++++ Information provided
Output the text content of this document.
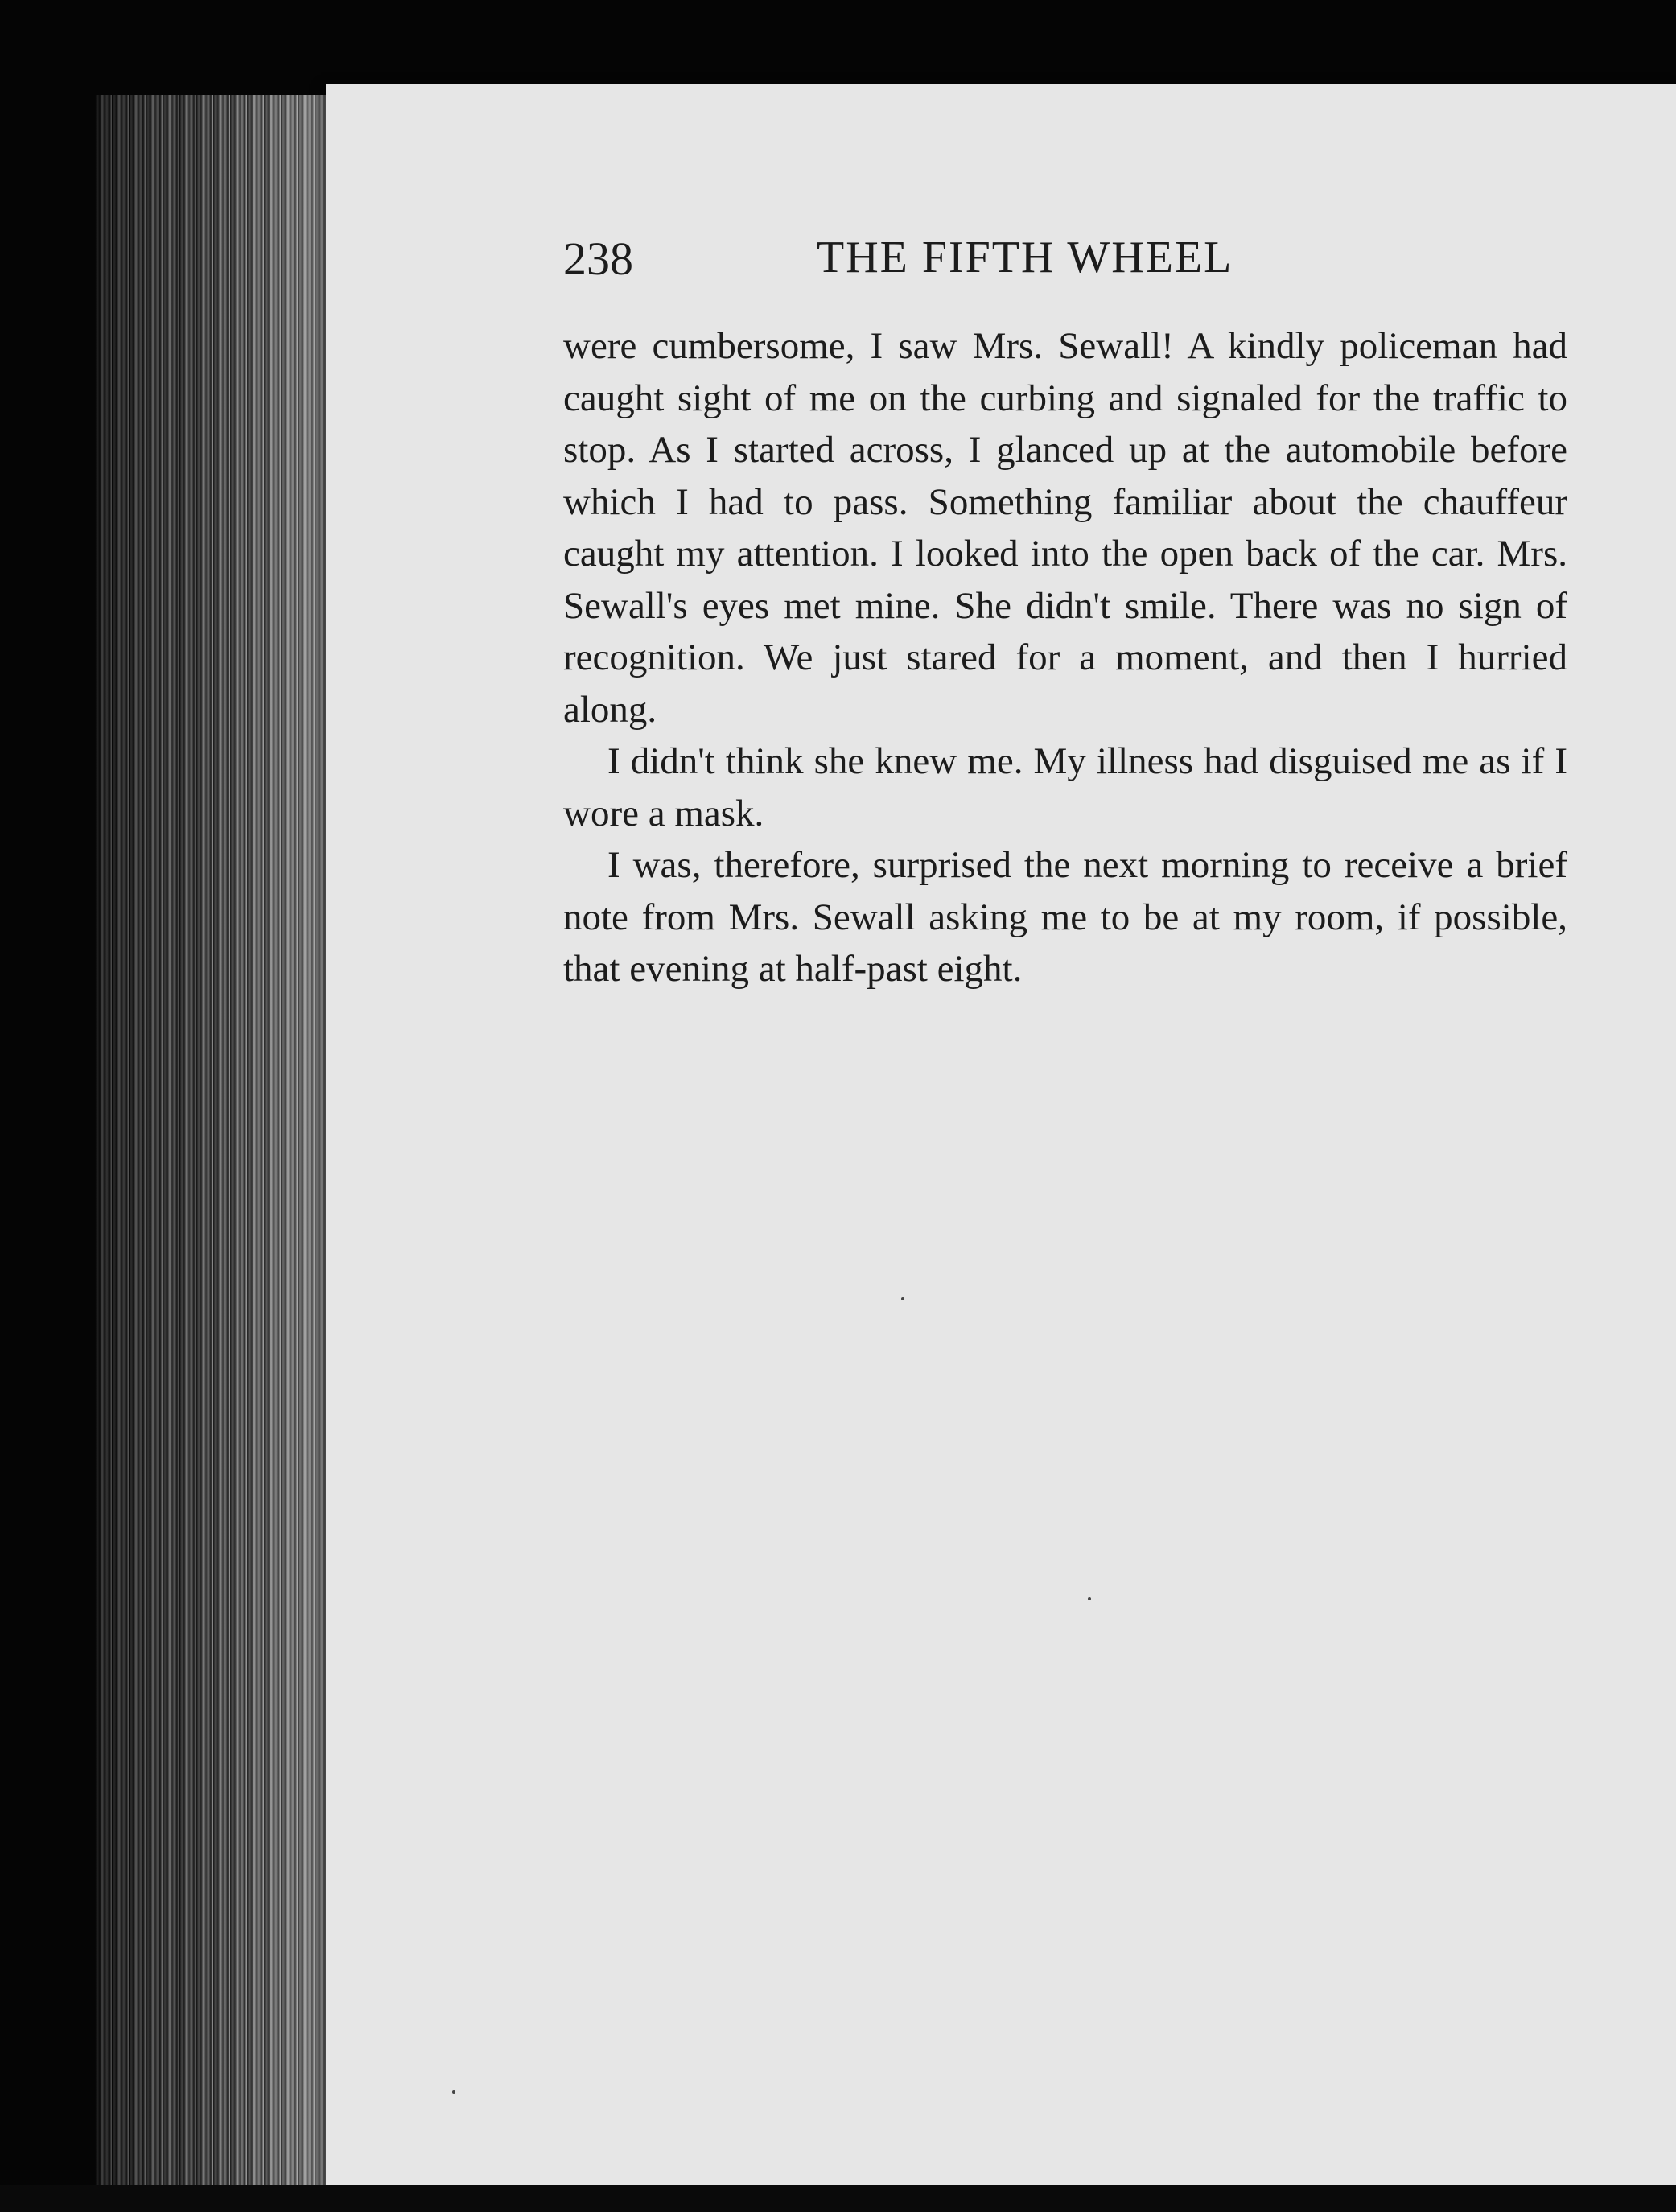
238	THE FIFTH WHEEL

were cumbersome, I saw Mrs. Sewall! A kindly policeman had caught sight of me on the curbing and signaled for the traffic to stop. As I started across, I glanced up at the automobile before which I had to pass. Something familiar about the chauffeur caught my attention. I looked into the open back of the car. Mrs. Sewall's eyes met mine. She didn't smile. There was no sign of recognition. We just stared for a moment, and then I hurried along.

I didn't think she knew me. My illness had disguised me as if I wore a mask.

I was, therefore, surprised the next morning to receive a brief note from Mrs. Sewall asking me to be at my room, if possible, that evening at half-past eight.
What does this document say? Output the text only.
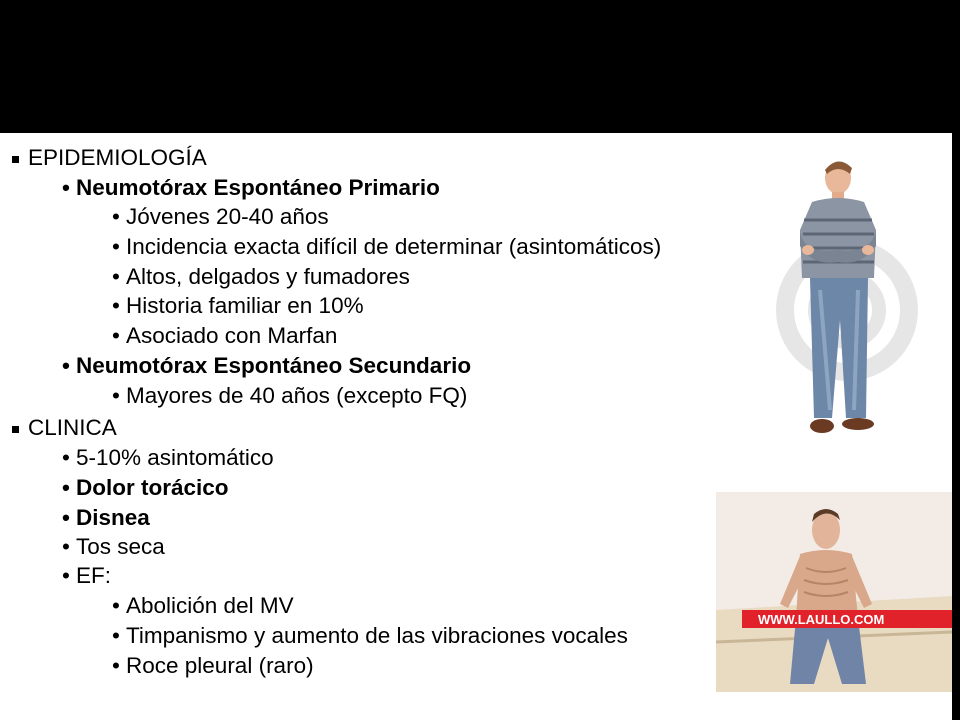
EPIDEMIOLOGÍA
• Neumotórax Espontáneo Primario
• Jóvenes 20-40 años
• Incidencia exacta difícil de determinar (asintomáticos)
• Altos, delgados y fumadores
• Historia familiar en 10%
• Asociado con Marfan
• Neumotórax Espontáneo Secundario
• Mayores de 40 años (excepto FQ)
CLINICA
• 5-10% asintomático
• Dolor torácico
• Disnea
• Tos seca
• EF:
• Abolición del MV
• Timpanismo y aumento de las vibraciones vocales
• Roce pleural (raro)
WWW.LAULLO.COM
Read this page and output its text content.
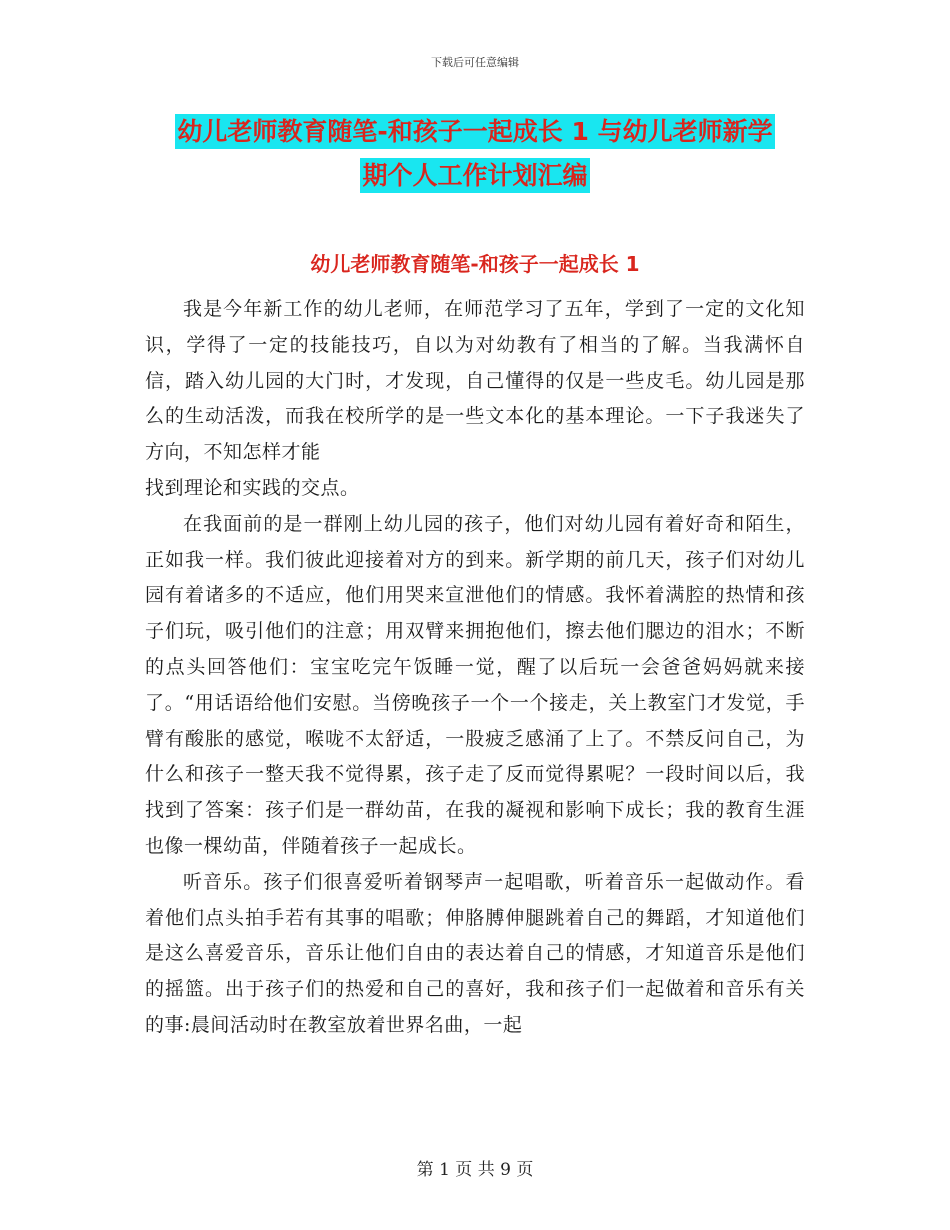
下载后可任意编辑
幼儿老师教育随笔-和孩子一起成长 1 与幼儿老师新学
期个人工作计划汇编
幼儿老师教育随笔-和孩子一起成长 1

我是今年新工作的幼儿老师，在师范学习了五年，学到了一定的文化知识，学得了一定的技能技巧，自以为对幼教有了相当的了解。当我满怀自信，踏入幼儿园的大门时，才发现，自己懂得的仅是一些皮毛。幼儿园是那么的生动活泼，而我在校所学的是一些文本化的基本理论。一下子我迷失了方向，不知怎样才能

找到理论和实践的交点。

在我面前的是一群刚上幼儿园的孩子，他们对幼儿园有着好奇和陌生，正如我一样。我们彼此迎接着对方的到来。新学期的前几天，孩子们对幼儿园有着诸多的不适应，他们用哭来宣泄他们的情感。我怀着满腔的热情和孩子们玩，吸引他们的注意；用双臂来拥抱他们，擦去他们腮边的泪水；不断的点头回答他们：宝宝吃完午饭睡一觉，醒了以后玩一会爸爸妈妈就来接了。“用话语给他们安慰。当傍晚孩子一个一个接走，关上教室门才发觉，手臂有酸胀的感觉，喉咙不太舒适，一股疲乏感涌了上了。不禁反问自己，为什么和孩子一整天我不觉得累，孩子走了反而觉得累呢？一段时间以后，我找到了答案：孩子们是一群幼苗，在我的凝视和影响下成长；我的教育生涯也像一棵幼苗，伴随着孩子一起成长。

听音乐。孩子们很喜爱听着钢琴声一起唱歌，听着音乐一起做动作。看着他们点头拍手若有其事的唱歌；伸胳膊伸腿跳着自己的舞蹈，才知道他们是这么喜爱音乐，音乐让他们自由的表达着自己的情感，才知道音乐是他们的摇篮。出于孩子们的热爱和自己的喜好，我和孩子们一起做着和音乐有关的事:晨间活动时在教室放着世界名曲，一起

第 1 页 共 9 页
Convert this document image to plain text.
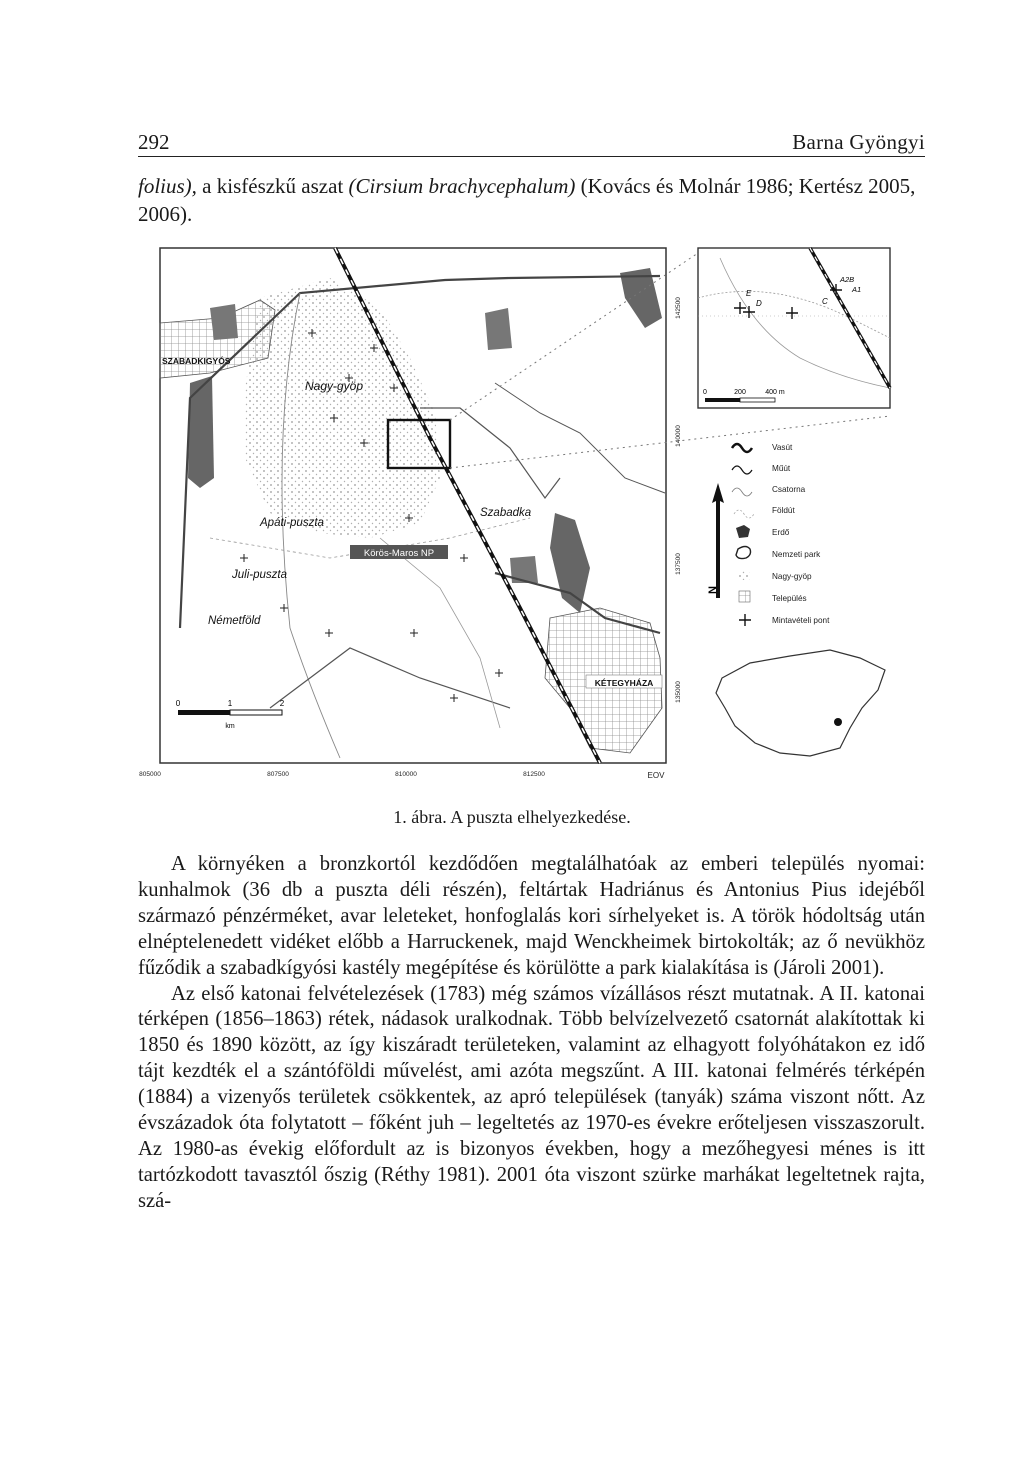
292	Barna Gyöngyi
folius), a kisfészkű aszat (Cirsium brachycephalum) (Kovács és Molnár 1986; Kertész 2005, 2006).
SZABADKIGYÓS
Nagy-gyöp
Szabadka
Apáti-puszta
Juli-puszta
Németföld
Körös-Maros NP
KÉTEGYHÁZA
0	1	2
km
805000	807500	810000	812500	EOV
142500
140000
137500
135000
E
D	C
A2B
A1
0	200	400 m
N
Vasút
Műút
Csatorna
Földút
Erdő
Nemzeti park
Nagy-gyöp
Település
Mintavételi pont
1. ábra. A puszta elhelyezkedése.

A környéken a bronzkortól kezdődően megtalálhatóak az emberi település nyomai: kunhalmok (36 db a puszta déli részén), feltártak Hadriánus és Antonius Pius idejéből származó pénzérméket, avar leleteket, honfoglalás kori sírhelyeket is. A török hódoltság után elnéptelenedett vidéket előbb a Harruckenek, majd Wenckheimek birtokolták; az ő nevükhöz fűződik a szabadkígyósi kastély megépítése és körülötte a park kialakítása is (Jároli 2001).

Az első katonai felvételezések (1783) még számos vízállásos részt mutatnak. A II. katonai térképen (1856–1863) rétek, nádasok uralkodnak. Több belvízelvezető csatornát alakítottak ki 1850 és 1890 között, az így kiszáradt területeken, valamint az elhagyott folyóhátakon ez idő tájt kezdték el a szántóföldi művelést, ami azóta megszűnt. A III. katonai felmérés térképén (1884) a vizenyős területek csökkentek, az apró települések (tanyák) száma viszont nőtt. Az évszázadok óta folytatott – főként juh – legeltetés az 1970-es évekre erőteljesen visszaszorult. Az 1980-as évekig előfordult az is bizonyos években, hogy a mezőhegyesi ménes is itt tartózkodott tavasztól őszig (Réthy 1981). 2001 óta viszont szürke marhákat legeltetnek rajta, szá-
++++++++
» **Problem details**
Drop the images and repeat the data exactly.

» **The result**
Output the text content of this document.
238	THE FIFTH WHEEL

were cumbersome, I saw Mrs. Sewall! A kindly policeman had caught sight of me on the curbing and signaled for the traffic to stop. As I started across, I glanced up at the automobile before which I had to pass. Something familiar about the chauffeur caught my attention. I looked into the open back of the car. Mrs. Sewall's eyes met mine. She didn't smile. There was no sign of recognition. We just stared for a moment, and then I hurried along.

I didn't think she knew me. My illness had disguised me as if I wore a mask.

I was, therefore, surprised the next morning to receive a brief note from Mrs. Sewall asking me to be at my room, if possible, that evening at half-past eight.
What does this document say? Output the text only.
EPIDEMIOLOGÍA
• Neumotórax Espontáneo Primario
• Jóvenes 20-40 años
• Incidencia exacta difícil de determinar (asintomáticos)
• Altos, delgados y fumadores
• Historia familiar en 10%
• Asociado con Marfan
• Neumotórax Espontáneo Secundario
• Mayores de 40 años (excepto FQ)
CLINICA
• 5-10% asintomático
• Dolor torácico
• Disnea
• Tos seca
• EF:
• Abolición del MV
• Timpanismo y aumento de las vibraciones vocales
• Roce pleural (raro)
WWW.LAULLO.COM
Read this page and output its text content.
下载后可任意编辑
幼儿老师教育随笔-和孩子一起成长 1 与幼儿老师新学
期个人工作计划汇编
幼儿老师教育随笔-和孩子一起成长 1

我是今年新工作的幼儿老师，在师范学习了五年，学到了一定的文化知识，学得了一定的技能技巧，自以为对幼教有了相当的了解。当我满怀自信，踏入幼儿园的大门时，才发现，自己懂得的仅是一些皮毛。幼儿园是那么的生动活泼，而我在校所学的是一些文本化的基本理论。一下子我迷失了方向，不知怎样才能

找到理论和实践的交点。

在我面前的是一群刚上幼儿园的孩子，他们对幼儿园有着好奇和陌生，正如我一样。我们彼此迎接着对方的到来。新学期的前几天，孩子们对幼儿园有着诸多的不适应，他们用哭来宣泄他们的情感。我怀着满腔的热情和孩子们玩，吸引他们的注意；用双臂来拥抱他们，擦去他们腮边的泪水；不断的点头回答他们：宝宝吃完午饭睡一觉，醒了以后玩一会爸爸妈妈就来接了。“用话语给他们安慰。当傍晚孩子一个一个接走，关上教室门才发觉，手臂有酸胀的感觉，喉咙不太舒适，一股疲乏感涌了上了。不禁反问自己，为什么和孩子一整天我不觉得累，孩子走了反而觉得累呢？一段时间以后，我找到了答案：孩子们是一群幼苗，在我的凝视和影响下成长；我的教育生涯也像一棵幼苗，伴随着孩子一起成长。

听音乐。孩子们很喜爱听着钢琴声一起唱歌，听着音乐一起做动作。看着他们点头拍手若有其事的唱歌；伸胳膊伸腿跳着自己的舞蹈，才知道他们是这么喜爱音乐，音乐让他们自由的表达着自己的情感，才知道音乐是他们的摇篮。出于孩子们的热爱和自己的喜好，我和孩子们一起做着和音乐有关的事:晨间活动时在教室放着世界名曲，一起

第 1 页 共 9 页
Convert this document image to plain text.
292	Barna Gyöngyi
folius), a kisfészkű aszat (Cirsium brachycephalum) (Kovács és Molnár 1986; Kertész 2005, 2006).
SZABADKIGYÓS
Nagy-gyöp
Szabadka
Apáti-puszta
Juli-puszta
Németföld
Körös-Maros NP
KÉTEGYHÁZA
0	1	2
km
805000	807500	810000	812500	EOV
142500
140000
137500
135000
E
D	C
A2B
A1
0	200	400 m
N
Vasút
Műút
Csatorna
Földút
Erdő
Nemzeti park
Nagy-gyöp
Település
Mintavételi pont
1. ábra. A puszta elhelyezkedése.

A környéken a bronzkortól kezdődően megtalálhatóak az emberi település nyomai: kunhalmok (36 db a puszta déli részén), feltártak Hadriánus és Antonius Pius idejéből származó pénzérméket, avar leleteket, honfoglalás kori sírhelyeket is. A török hódoltság után elnéptelenedett vidéket előbb a Harruckenek, majd Wenckheimek birtokolták; az ő nevükhöz fűződik a szabadkígyósi kastély megépítése és körülötte a park kialakítása is (Jároli 2001).

Az első katonai felvételezések (1783) még számos vízállásos részt mutatnak. A II. katonai térképen (1856–1863) rétek, nádasok uralkodnak. Több belvízelvezető csatornát alakítottak ki 1850 és 1890 között, az így kiszáradt területeken, valamint az elhagyott folyóhátakon ez idő tájt kezdték el a szántóföldi művelést, ami azóta megszűnt. A III. katonai felmérés térképén (1884) a vizenyős területek csökkentek, az apró települések (tanyák) száma viszont nőtt. Az évszázadok óta folytatott – főként juh – legeltetés az 1970-es évekre erőteljesen visszaszorult. Az 1980-as évekig előfordult az is bizonyos években, hogy a mezőhegyesi ménes is itt tartózkodott tavasztól őszig (Réthy 1981). 2001 óta viszont szürke marhákat legeltetnek rajta, szá-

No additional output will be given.